Exercise objective: Check every line below for the word "безопасности" and show those that hold it.

Dataset entries
===============

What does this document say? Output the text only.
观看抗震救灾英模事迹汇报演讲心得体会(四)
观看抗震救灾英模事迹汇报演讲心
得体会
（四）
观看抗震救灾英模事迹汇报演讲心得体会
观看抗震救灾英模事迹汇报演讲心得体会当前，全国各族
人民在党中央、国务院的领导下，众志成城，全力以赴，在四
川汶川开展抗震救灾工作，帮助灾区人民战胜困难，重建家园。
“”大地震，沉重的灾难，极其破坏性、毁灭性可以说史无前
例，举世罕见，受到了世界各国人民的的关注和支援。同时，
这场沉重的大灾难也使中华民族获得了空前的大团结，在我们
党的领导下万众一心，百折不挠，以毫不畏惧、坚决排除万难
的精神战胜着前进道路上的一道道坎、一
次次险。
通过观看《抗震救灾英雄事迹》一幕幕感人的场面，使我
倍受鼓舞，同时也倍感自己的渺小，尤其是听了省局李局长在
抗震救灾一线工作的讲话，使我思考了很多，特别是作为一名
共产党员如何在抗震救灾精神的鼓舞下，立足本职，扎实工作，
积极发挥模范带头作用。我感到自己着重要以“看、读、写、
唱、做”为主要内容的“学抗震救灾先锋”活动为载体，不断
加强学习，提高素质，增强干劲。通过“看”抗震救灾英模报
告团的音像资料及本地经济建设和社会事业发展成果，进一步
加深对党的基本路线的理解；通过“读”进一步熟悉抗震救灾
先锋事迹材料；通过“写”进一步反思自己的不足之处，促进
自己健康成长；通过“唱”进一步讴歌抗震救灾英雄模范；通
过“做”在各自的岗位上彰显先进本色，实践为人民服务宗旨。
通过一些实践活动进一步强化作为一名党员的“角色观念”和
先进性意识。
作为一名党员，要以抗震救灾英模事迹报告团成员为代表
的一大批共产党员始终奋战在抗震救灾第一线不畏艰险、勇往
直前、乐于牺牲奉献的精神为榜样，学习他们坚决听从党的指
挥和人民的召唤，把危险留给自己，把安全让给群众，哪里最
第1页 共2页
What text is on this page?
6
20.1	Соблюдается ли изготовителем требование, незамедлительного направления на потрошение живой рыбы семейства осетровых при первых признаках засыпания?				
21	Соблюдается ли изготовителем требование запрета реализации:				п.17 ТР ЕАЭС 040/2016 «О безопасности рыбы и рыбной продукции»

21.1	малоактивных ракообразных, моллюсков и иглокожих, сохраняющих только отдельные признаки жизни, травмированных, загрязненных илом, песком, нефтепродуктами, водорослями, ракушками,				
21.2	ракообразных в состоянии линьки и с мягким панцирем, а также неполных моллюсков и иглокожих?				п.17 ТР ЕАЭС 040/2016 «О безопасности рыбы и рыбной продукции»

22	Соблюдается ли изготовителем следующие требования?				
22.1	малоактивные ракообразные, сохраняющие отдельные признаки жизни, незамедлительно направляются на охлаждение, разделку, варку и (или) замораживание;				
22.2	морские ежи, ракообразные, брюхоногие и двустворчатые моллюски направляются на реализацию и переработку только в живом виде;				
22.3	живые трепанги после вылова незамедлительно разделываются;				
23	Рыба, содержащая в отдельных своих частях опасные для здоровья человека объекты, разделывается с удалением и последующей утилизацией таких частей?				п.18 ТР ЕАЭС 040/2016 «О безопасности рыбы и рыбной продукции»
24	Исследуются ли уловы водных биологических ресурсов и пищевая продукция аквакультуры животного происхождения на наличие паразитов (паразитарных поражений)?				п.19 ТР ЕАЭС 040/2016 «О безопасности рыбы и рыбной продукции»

===============

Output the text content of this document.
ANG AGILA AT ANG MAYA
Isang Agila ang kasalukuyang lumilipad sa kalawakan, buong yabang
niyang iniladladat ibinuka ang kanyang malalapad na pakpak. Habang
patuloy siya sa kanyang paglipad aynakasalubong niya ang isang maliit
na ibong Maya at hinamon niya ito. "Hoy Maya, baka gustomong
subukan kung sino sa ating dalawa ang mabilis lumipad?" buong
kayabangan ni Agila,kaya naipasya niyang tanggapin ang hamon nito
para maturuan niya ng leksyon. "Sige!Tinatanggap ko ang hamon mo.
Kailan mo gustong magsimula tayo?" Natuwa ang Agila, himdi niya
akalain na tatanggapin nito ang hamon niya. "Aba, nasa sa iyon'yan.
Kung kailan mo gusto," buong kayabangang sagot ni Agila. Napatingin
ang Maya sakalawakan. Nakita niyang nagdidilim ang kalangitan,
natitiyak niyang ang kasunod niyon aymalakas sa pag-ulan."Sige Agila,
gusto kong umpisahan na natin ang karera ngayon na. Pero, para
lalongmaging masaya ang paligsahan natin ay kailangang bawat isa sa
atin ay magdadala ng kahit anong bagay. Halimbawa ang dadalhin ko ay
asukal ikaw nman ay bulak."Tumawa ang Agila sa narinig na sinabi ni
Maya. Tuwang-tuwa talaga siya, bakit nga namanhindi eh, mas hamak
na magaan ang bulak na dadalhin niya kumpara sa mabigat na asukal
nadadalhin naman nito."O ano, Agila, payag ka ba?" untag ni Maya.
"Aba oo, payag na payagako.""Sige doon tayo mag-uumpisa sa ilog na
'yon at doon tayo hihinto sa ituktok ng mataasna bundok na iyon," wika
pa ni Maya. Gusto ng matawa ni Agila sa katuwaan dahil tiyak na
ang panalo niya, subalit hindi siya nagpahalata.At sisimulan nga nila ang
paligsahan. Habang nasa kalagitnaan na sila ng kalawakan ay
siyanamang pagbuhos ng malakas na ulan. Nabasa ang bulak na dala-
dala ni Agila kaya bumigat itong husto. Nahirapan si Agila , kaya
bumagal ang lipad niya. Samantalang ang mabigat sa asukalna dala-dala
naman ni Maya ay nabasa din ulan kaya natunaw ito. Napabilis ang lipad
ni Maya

===============

Task solution:
21	Соблюдается ли изготовителем требование запрета реализации:				п.17 ТР ЕАЭС 040/2016 «О безопасности рыбы и рыбной продукции»
21.2	ракообразных в состоянии линьки и с мягким панцирем, а также неполных моллюсков и иглокожих?				п.17 ТР ЕАЭС 040/2016 «О безопасности рыбы и рыбной продукции»
23	Рыба, содержащая в отдельных своих частях опасные для здоровья человека объекты, разделывается с удалением и последующей утилизацией таких частей?				п.18 ТР ЕАЭС 040/2016 «О безопасности рыбы и рыбной продукции»
24	Исследуются ли уловы водных биологических ресурсов и пищевая продукция аквакультуры животного происхождения на наличие паразитов (паразитарных поражений)?				п.19 ТР ЕАЭС 040/2016 «О безопасности рыбы и рыбной продукции»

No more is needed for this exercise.